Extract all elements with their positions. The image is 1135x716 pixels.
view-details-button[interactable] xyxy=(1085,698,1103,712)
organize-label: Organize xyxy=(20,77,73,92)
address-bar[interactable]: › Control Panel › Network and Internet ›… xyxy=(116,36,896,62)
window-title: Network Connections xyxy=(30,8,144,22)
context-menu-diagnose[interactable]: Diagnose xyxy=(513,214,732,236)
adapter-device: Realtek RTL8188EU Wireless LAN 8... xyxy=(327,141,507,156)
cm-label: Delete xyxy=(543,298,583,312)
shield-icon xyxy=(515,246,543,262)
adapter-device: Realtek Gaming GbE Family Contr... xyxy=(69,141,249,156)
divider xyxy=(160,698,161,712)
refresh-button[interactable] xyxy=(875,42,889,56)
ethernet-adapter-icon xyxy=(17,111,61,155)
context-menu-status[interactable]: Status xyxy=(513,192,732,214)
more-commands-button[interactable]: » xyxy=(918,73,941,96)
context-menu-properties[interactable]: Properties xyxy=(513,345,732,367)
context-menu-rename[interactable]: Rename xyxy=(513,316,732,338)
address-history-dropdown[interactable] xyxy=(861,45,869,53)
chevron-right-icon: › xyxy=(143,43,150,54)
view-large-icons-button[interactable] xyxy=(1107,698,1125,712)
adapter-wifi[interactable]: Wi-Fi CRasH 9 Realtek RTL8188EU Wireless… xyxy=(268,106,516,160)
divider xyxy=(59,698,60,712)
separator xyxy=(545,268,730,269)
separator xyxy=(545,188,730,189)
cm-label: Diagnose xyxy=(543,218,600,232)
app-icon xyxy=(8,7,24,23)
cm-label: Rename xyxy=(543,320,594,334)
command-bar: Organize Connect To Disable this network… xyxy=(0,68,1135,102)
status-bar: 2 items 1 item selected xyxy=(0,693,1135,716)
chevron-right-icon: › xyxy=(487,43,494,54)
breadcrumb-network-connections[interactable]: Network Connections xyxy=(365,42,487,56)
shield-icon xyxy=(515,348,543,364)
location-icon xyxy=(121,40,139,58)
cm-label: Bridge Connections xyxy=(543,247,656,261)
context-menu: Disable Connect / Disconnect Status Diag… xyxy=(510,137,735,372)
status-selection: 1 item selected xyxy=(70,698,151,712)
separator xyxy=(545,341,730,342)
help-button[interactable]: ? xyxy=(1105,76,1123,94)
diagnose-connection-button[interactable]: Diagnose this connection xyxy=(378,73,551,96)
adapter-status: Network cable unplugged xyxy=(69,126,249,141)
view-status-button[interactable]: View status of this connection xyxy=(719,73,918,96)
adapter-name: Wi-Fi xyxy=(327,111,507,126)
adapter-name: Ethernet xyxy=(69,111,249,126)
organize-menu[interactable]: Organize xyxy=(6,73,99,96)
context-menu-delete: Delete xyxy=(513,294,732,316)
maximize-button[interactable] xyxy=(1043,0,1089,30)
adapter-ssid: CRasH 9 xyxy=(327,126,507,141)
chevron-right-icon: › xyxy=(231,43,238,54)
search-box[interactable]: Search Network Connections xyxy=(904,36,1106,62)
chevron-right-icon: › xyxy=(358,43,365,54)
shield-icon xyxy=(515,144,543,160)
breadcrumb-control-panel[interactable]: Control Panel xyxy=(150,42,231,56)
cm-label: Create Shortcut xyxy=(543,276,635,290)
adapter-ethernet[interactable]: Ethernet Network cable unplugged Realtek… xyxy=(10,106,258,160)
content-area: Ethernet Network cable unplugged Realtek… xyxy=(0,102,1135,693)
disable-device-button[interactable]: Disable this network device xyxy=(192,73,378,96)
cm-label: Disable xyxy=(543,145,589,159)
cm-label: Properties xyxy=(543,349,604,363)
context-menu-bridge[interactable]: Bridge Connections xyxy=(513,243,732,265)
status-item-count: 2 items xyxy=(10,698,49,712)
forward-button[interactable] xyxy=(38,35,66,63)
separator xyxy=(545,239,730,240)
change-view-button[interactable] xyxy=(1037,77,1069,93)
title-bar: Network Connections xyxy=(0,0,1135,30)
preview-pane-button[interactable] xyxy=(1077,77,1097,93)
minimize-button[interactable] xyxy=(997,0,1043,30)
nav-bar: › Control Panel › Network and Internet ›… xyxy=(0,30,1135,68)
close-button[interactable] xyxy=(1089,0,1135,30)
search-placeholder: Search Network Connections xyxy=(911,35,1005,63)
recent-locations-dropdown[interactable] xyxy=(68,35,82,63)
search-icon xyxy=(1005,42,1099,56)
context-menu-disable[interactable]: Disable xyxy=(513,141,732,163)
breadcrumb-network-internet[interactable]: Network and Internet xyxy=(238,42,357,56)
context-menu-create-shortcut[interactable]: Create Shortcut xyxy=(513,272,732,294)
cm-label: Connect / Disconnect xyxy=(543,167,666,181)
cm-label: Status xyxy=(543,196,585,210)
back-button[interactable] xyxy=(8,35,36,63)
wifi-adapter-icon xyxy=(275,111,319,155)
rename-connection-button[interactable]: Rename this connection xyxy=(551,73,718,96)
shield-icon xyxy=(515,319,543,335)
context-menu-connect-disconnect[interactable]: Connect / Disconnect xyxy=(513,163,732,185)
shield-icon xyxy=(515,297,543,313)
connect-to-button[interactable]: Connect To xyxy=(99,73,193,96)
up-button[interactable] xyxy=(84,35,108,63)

-- Work to be completed --
Reproduce the records from the start through the line containing "adapter-name: Ethernet xyxy=(69,111,249,126)", with both ends included.

-- Result of this exercise --
Extract all elements with their positions. The image is 1135x716 pixels.
view-details-button[interactable] xyxy=(1085,698,1103,712)
organize-label: Organize xyxy=(20,77,73,92)
address-bar[interactable]: › Control Panel › Network and Internet ›… xyxy=(116,36,896,62)
window-title: Network Connections xyxy=(30,8,144,22)
context-menu-diagnose[interactable]: Diagnose xyxy=(513,214,732,236)
adapter-device: Realtek RTL8188EU Wireless LAN 8... xyxy=(327,141,507,156)
cm-label: Delete xyxy=(543,298,583,312)
shield-icon xyxy=(515,246,543,262)
adapter-device: Realtek Gaming GbE Family Contr... xyxy=(69,141,249,156)
divider xyxy=(160,698,161,712)
refresh-button[interactable] xyxy=(875,42,889,56)
ethernet-adapter-icon xyxy=(17,111,61,155)
context-menu-status[interactable]: Status xyxy=(513,192,732,214)
more-commands-button[interactable]: » xyxy=(918,73,941,96)
context-menu-properties[interactable]: Properties xyxy=(513,345,732,367)
context-menu-rename[interactable]: Rename xyxy=(513,316,732,338)
address-history-dropdown[interactable] xyxy=(861,45,869,53)
chevron-right-icon: › xyxy=(143,43,150,54)
view-large-icons-button[interactable] xyxy=(1107,698,1125,712)
adapter-wifi[interactable]: Wi-Fi CRasH 9 Realtek RTL8188EU Wireless… xyxy=(268,106,516,160)
divider xyxy=(59,698,60,712)
separator xyxy=(545,268,730,269)
separator xyxy=(545,188,730,189)
cm-label: Diagnose xyxy=(543,218,600,232)
app-icon xyxy=(8,7,24,23)
cm-label: Rename xyxy=(543,320,594,334)
command-bar: Organize Connect To Disable this network… xyxy=(0,68,1135,102)
status-bar: 2 items 1 item selected xyxy=(0,693,1135,716)
chevron-right-icon: › xyxy=(487,43,494,54)
breadcrumb-network-connections[interactable]: Network Connections xyxy=(365,42,487,56)
shield-icon xyxy=(515,348,543,364)
location-icon xyxy=(121,40,139,58)
cm-label: Bridge Connections xyxy=(543,247,656,261)
context-menu: Disable Connect / Disconnect Status Diag… xyxy=(510,137,735,372)
status-selection: 1 item selected xyxy=(70,698,151,712)
separator xyxy=(545,341,730,342)
help-button[interactable]: ? xyxy=(1105,76,1123,94)
diagnose-connection-button[interactable]: Diagnose this connection xyxy=(378,73,551,96)
adapter-status: Network cable unplugged xyxy=(69,126,249,141)
view-status-button[interactable]: View status of this connection xyxy=(719,73,918,96)
adapter-name: Wi-Fi xyxy=(327,111,507,126)
adapter-name: Ethernet xyxy=(69,111,249,126)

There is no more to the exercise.